:: Given request ::
Go through the lines below. Copy those with "this".

:: Given records ::
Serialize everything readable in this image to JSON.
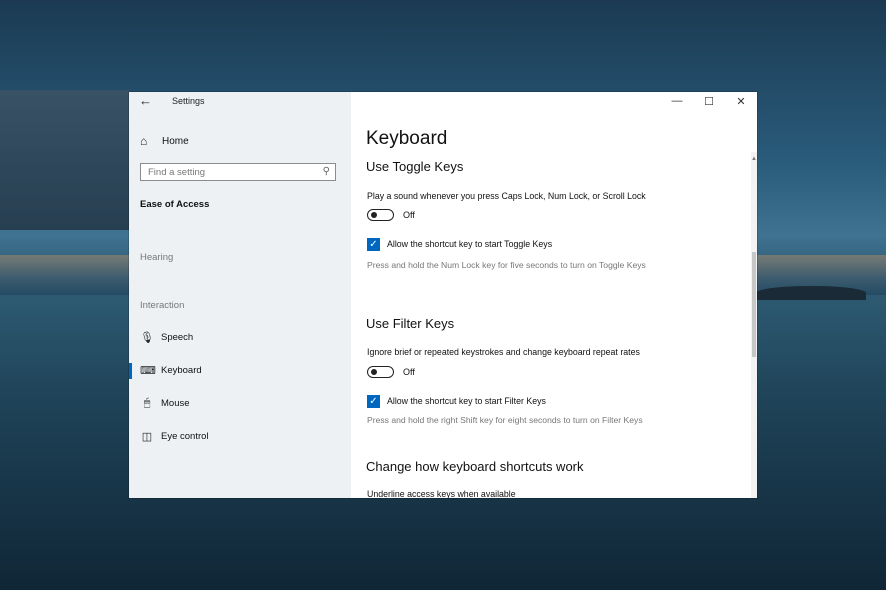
{
  "window": {
    "title": "Settings",
    "controls": {
      "minimize": "—",
      "maximize": "☐",
      "close": "✕"
    }
  },
  "sidebar": {
    "home_label": "Home",
    "search_placeholder": "Find a setting",
    "section_title": "Ease of Access",
    "groups": {
      "hearing": "Hearing",
      "interaction": "Interaction"
    },
    "items": [
      {
        "label": "Speech",
        "icon": "microphone-icon"
      },
      {
        "label": "Keyboard",
        "icon": "keyboard-icon",
        "selected": true
      },
      {
        "label": "Mouse",
        "icon": "mouse-icon"
      },
      {
        "label": "Eye control",
        "icon": "eye-control-icon"
      }
    ]
  },
  "main": {
    "page_title": "Keyboard",
    "toggle_keys": {
      "heading": "Use Toggle Keys",
      "description": "Play a sound whenever you press Caps Lock, Num Lock, or Scroll Lock",
      "toggle_state": "Off",
      "checkbox_label": "Allow the shortcut key to start Toggle Keys",
      "hint": "Press and hold the Num Lock key for five seconds to turn on Toggle Keys"
    },
    "filter_keys": {
      "heading": "Use Filter Keys",
      "description": "Ignore brief or repeated keystrokes and change keyboard repeat rates",
      "toggle_state": "Off",
      "checkbox_label": "Allow the shortcut key to start Filter Keys",
      "hint": "Press and hold the right Shift key for eight seconds to turn on Filter Keys"
    },
    "shortcuts": {
      "heading": "Change how keyboard shortcuts work",
      "description": "Underline access keys when available"
    }
  },
  "colors": {
    "accent": "#0067c0",
    "sidebar_bg": "#eef1f4"
  }
}
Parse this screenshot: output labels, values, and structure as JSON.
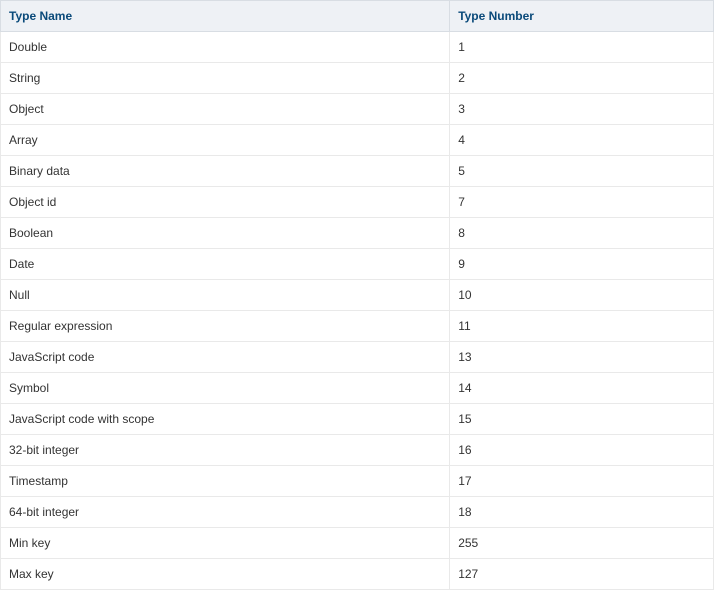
{
  "table": {
    "headers": {
      "name": "Type Name",
      "number": "Type Number"
    },
    "rows": [
      {
        "name": "Double",
        "number": "1"
      },
      {
        "name": "String",
        "number": "2"
      },
      {
        "name": "Object",
        "number": "3"
      },
      {
        "name": "Array",
        "number": "4"
      },
      {
        "name": "Binary data",
        "number": "5"
      },
      {
        "name": "Object id",
        "number": "7"
      },
      {
        "name": "Boolean",
        "number": "8"
      },
      {
        "name": "Date",
        "number": "9"
      },
      {
        "name": "Null",
        "number": "10"
      },
      {
        "name": "Regular expression",
        "number": "11"
      },
      {
        "name": "JavaScript code",
        "number": "13"
      },
      {
        "name": "Symbol",
        "number": "14"
      },
      {
        "name": "JavaScript code with scope",
        "number": "15"
      },
      {
        "name": "32-bit integer",
        "number": "16"
      },
      {
        "name": "Timestamp",
        "number": "17"
      },
      {
        "name": "64-bit integer",
        "number": "18"
      },
      {
        "name": "Min key",
        "number": "255"
      },
      {
        "name": "Max key",
        "number": "127"
      }
    ]
  }
}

:: Task result ::
Serialize everything readable in this image to JSON.
Parse this screenshot: output labels, values, and structure as JSON.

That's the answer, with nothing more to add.